### Entries supplied
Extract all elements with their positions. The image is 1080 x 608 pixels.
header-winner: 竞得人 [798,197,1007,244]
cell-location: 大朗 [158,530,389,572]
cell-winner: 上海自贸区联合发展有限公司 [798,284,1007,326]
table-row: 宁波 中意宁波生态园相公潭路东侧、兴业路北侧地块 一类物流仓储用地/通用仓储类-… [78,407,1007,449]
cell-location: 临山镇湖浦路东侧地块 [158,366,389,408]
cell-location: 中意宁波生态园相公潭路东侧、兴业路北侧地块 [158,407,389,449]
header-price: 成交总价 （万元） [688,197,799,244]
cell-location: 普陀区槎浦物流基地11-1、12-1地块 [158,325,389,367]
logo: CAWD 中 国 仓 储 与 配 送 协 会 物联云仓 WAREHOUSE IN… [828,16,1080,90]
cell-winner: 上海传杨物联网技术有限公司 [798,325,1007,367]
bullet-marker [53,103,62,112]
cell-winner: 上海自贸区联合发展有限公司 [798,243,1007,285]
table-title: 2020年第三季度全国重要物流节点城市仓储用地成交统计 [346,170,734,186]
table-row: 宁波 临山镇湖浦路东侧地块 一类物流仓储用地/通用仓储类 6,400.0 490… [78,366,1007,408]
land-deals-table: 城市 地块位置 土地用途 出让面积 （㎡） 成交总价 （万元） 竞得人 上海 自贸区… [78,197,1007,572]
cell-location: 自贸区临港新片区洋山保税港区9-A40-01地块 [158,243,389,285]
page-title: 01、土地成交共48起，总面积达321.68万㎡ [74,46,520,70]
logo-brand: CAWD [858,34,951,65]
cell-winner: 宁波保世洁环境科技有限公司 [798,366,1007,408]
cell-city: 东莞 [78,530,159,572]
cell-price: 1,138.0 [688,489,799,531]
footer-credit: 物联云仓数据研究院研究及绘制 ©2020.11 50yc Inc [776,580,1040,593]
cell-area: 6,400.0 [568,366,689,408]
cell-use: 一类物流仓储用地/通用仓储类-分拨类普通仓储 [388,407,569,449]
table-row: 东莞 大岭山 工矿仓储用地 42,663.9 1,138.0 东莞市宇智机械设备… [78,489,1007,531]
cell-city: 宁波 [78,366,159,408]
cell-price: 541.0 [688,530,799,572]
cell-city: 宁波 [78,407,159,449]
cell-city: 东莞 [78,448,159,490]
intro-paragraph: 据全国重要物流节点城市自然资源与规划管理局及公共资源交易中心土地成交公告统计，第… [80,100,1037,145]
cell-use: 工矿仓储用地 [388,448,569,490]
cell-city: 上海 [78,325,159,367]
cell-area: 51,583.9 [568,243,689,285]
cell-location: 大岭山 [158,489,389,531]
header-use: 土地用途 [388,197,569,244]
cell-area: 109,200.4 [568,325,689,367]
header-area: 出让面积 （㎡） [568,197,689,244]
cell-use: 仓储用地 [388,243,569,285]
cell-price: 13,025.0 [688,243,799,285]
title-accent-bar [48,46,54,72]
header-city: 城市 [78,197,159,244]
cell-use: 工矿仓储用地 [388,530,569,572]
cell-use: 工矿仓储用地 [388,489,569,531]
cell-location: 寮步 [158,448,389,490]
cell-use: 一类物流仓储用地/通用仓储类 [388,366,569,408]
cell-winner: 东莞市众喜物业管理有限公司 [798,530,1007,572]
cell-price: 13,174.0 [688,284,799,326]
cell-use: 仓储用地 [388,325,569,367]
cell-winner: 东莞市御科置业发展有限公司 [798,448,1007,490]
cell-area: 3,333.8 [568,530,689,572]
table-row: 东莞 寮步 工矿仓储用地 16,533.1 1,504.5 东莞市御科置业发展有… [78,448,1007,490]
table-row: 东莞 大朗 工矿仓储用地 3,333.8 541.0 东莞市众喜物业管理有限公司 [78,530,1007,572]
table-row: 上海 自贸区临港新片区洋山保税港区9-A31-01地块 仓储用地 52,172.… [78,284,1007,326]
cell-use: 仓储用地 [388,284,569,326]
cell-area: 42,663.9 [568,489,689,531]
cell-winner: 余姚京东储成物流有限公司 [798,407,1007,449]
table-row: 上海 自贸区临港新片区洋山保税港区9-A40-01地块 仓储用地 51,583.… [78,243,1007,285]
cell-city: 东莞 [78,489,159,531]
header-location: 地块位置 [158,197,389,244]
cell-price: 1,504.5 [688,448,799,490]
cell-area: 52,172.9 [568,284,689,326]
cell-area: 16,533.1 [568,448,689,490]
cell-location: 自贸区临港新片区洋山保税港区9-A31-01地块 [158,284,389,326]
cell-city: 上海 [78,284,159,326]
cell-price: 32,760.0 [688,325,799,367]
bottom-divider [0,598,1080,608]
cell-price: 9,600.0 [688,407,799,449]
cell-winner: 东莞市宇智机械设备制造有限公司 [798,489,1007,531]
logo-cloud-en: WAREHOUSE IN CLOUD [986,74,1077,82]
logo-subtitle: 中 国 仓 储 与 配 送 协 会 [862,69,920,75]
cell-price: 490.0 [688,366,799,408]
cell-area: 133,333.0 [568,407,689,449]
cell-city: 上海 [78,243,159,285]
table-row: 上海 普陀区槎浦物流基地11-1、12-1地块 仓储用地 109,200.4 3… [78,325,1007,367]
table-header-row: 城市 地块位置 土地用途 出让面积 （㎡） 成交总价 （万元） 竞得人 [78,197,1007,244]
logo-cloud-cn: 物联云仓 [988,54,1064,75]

### Challenge
Express the rows above, from the first line up to and including the line with "table-row: 宁波 中意宁波生态园相公潭路东侧、兴业路北侧地块", as a JSON list of strings with one string per line and blank lines left out.

### Final result
[
  "Extract all elements with their positions. The image is 1080 x 608 pixels.",
  "header-winner: 竞得人 [798,197,1007,244]",
  "cell-location: 大朗 [158,530,389,572]",
  "cell-winner: 上海自贸区联合发展有限公司 [798,284,1007,326]",
  "table-row: 宁波 中意宁波生态园相公潭路东侧、兴业路北侧地块 一类物流仓储用地/通用仓储类-… [78,407,1007,449]"
]